:: PROVIDED RECORDS ::

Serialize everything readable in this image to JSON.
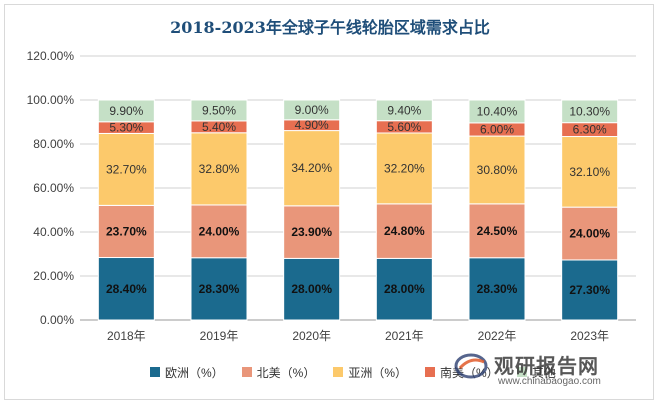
{
  "chart_data": {
    "type": "bar",
    "stacked": true,
    "title": "2018-2023年全球子午线轮胎区域需求占比",
    "categories": [
      "2018年",
      "2019年",
      "2020年",
      "2021年",
      "2022年",
      "2023年"
    ],
    "ylim": [
      0,
      1.2
    ],
    "yticks": [
      "0.00%",
      "20.00%",
      "40.00%",
      "60.00%",
      "80.00%",
      "100.00%",
      "120.00%"
    ],
    "series": [
      {
        "name": "欧洲（%）",
        "color": "#1b6a8e",
        "values": [
          0.284,
          0.283,
          0.28,
          0.28,
          0.283,
          0.273
        ],
        "labels": [
          "28.40%",
          "28.30%",
          "28.00%",
          "28.00%",
          "28.30%",
          "27.30%"
        ],
        "label_bold": true
      },
      {
        "name": "北美（%）",
        "color": "#e9967a",
        "values": [
          0.237,
          0.24,
          0.239,
          0.248,
          0.245,
          0.24
        ],
        "labels": [
          "23.70%",
          "24.00%",
          "23.90%",
          "24.80%",
          "24.50%",
          "24.00%"
        ],
        "label_bold": true
      },
      {
        "name": "亚洲（%）",
        "color": "#fcc96b",
        "values": [
          0.327,
          0.328,
          0.342,
          0.322,
          0.308,
          0.321
        ],
        "labels": [
          "32.70%",
          "32.80%",
          "34.20%",
          "32.20%",
          "30.80%",
          "32.10%"
        ],
        "label_bold": false
      },
      {
        "name": "南美（%）",
        "color": "#e76f51",
        "values": [
          0.053,
          0.054,
          0.049,
          0.056,
          0.06,
          0.063
        ],
        "labels": [
          "5.30%",
          "5.40%",
          "4.90%",
          "5.60%",
          "6.00%",
          "6.30%"
        ],
        "label_bold": false
      },
      {
        "name": "其他",
        "color": "#c5e0c6",
        "values": [
          0.099,
          0.095,
          0.09,
          0.094,
          0.104,
          0.103
        ],
        "labels": [
          "9.90%",
          "9.50%",
          "9.00%",
          "9.40%",
          "10.40%",
          "10.30%"
        ],
        "label_bold": false
      }
    ],
    "grid": "horizontal",
    "legend_position": "bottom"
  },
  "watermark": {
    "name": "观研报告网",
    "url": "www.chinabaogao.com"
  }
}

:::

→ **GIVEN PROBLEM**
From start to finish, output the listing exactly, but omit its pictures.

→ **RESULT OF THE EXERCISE**
Serialize everything readable in this image to JSON.
{
  "chart_data": {
    "type": "bar",
    "stacked": true,
    "title": "2018-2023年全球子午线轮胎区域需求占比",
    "categories": [
      "2018年",
      "2019年",
      "2020年",
      "2021年",
      "2022年",
      "2023年"
    ],
    "ylim": [
      0,
      1.2
    ],
    "yticks": [
      "0.00%",
      "20.00%",
      "40.00%",
      "60.00%",
      "80.00%",
      "100.00%",
      "120.00%"
    ],
    "series": [
      {
        "name": "欧洲（%）",
        "color": "#1b6a8e",
        "values": [
          0.284,
          0.283,
          0.28,
          0.28,
          0.283,
          0.273
        ],
        "labels": [
          "28.40%",
          "28.30%",
          "28.00%",
          "28.00%",
          "28.30%",
          "27.30%"
        ],
        "label_bold": true
      },
      {
        "name": "北美（%）",
        "color": "#e9967a",
        "values": [
          0.237,
          0.24,
          0.239,
          0.248,
          0.245,
          0.24
        ],
        "labels": [
          "23.70%",
          "24.00%",
          "23.90%",
          "24.80%",
          "24.50%",
          "24.00%"
        ],
        "label_bold": true
      },
      {
        "name": "亚洲（%）",
        "color": "#fcc96b",
        "values": [
          0.327,
          0.328,
          0.342,
          0.322,
          0.308,
          0.321
        ],
        "labels": [
          "32.70%",
          "32.80%",
          "34.20%",
          "32.20%",
          "30.80%",
          "32.10%"
        ],
        "label_bold": false
      },
      {
        "name": "南美（%）",
        "color": "#e76f51",
        "values": [
          0.053,
          0.054,
          0.049,
          0.056,
          0.06,
          0.063
        ],
        "labels": [
          "5.30%",
          "5.40%",
          "4.90%",
          "5.60%",
          "6.00%",
          "6.30%"
        ],
        "label_bold": false
      },
      {
        "name": "其他",
        "color": "#c5e0c6",
        "values": [
          0.099,
          0.095,
          0.09,
          0.094,
          0.104,
          0.103
        ],
        "labels": [
          "9.90%",
          "9.50%",
          "9.00%",
          "9.40%",
          "10.40%",
          "10.30%"
        ],
        "label_bold": false
      }
    ],
    "grid": "horizontal",
    "legend_position": "bottom"
  },
  "watermark": {
    "name": "观研报告网",
    "url": "www.chinabaogao.com"
  }
}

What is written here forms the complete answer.